■ WHAT TO PRODUCE ■
Copy out the whole listing exactly as written, leaving the pictures behind.

[start DATA EXCERPTS]

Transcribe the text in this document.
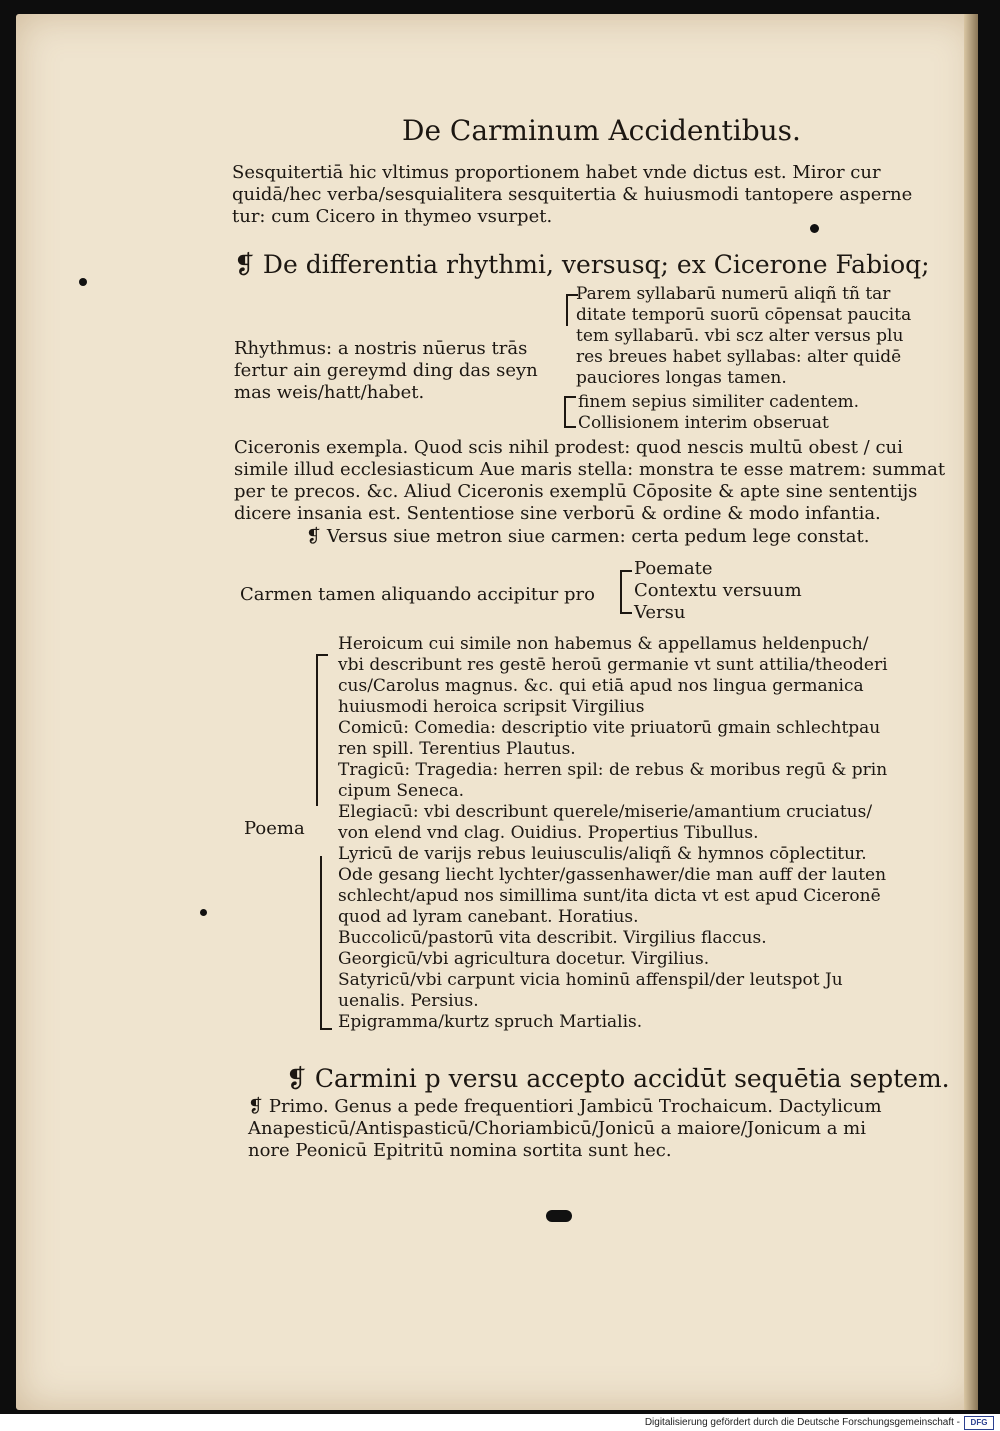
De Carminum Accidentibus.
Sesquitertiā hic vltimus proportionem habet vnde dictus est. Miror cur
quidā/hec verba/sesquialitera sesquitertia & huiusmodi tantopere asperne
tur: cum Cicero in thymeo vsurpet.
❡ De differentia rhythmi, versusq; ex Cicerone Fabioq;
Rhythmus: a nostris nūerus trās
fertur ain gereymd ding das seyn
mas weis/hatt/habet.
Parem syllabarū numerū aliqñ tñ tar
ditate temporū suorū cōpensat paucita
tem syllabarū. vbi scz alter versus plu
res breues habet syllabas: alter quidē
pauciores longas tamen.
finem sepius similiter cadentem.
Collisionem interim obseruat
Ciceronis exempla. Quod scis nihil prodest: quod nescis multū obest / cui
simile illud ecclesiasticum Aue maris stella: monstra te esse matrem: summat
per te precos. &c. Aliud Ciceronis exemplū Cōposite & apte sine sententijs
dicere insania est. Sententiose sine verborū & ordine & modo infantia.
❡ Versus siue metron siue carmen: certa pedum lege constat.
Carmen tamen aliquando accipitur pro
Poemate
Contextu versuum
Versu
Poema
Heroicum cui simile non habemus & appellamus heldenpuch/
vbi describunt res gestē heroū germanie vt sunt attilia/theoderi
cus/Carolus magnus. &c. qui etiā apud nos lingua germanica
huiusmodi heroica scripsit Virgilius
Comicū: Comedia: descriptio vite priuatorū gmain schlechtpau
ren spill. Terentius Plautus.
Tragicū: Tragedia: herren spil: de rebus & moribus regū & prin
cipum Seneca.
Elegiacū: vbi describunt querele/miserie/amantium cruciatus/
von elend vnd clag. Ouidius. Propertius Tibullus.
Lyricū de varijs rebus leuiusculis/aliqñ & hymnos cōplectitur.
Ode gesang liecht lychter/gassenhawer/die man auff der lauten
schlecht/apud nos simillima sunt/ita dicta vt est apud Ciceronē
quod ad lyram canebant. Horatius.
Buccolicū/pastorū vita describit. Virgilius flaccus.
Georgicū/vbi agricultura docetur. Virgilius.
Satyricū/vbi carpunt vicia hominū affenspil/der leutspot Ju
uenalis. Persius.
Epigramma/kurtz spruch Martialis.
❡ Carmini p versu accepto accidūt sequētia septem.
❡ Primo. Genus a pede frequentiori Jambicū Trochaicum. Dactylicum
Anapesticū/Antispasticū/Choriambicū/Jonicū a maiore/Jonicum a mi
nore Peonicū Epitritū nomina sortita sunt hec.
Digitalisierung gefördert durch die Deutsche Forschungsgemeinschaft -	DFG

[end DATA EXCERPTS]

■ FULL OUTPUT ■
Transcribe the text in this document.
De Carminum Accidentibus.
Sesquitertiā hic vltimus proportionem habet vnde dictus est. Miror cur
quidā/hec verba/sesquialitera sesquitertia & huiusmodi tantopere asperne
tur: cum Cicero in thymeo vsurpet.
❡ De differentia rhythmi, versusq; ex Cicerone Fabioq;
Rhythmus: a nostris nūerus trās
fertur ain gereymd ding das seyn
mas weis/hatt/habet.
Parem syllabarū numerū aliqñ tñ tar
ditate temporū suorū cōpensat paucita
tem syllabarū. vbi scz alter versus plu
res breues habet syllabas: alter quidē
pauciores longas tamen.
finem sepius similiter cadentem.
Collisionem interim obseruat
Ciceronis exempla. Quod scis nihil prodest: quod nescis multū obest / cui
simile illud ecclesiasticum Aue maris stella: monstra te esse matrem: summat
per te precos. &c. Aliud Ciceronis exemplū Cōposite & apte sine sententijs
dicere insania est. Sententiose sine verborū & ordine & modo infantia.
❡ Versus siue metron siue carmen: certa pedum lege constat.
Carmen tamen aliquando accipitur pro
Poemate
Contextu versuum
Versu
Poema
Heroicum cui simile non habemus & appellamus heldenpuch/
vbi describunt res gestē heroū germanie vt sunt attilia/theoderi
cus/Carolus magnus. &c. qui etiā apud nos lingua germanica
huiusmodi heroica scripsit Virgilius
Comicū: Comedia: descriptio vite priuatorū gmain schlechtpau
ren spill. Terentius Plautus.
Tragicū: Tragedia: herren spil: de rebus & moribus regū & prin
cipum Seneca.
Elegiacū: vbi describunt querele/miserie/amantium cruciatus/
von elend vnd clag. Ouidius. Propertius Tibullus.
Lyricū de varijs rebus leuiusculis/aliqñ & hymnos cōplectitur.
Ode gesang liecht lychter/gassenhawer/die man auff der lauten
schlecht/apud nos simillima sunt/ita dicta vt est apud Ciceronē
quod ad lyram canebant. Horatius.
Buccolicū/pastorū vita describit. Virgilius flaccus.
Georgicū/vbi agricultura docetur. Virgilius.
Satyricū/vbi carpunt vicia hominū affenspil/der leutspot Ju
uenalis. Persius.
Epigramma/kurtz spruch Martialis.
❡ Carmini p versu accepto accidūt sequētia septem.
❡ Primo. Genus a pede frequentiori Jambicū Trochaicum. Dactylicum
Anapesticū/Antispasticū/Choriambicū/Jonicū a maiore/Jonicum a mi
nore Peonicū Epitritū nomina sortita sunt hec.
Digitalisierung gefördert durch die Deutsche Forschungsgemeinschaft -	DFG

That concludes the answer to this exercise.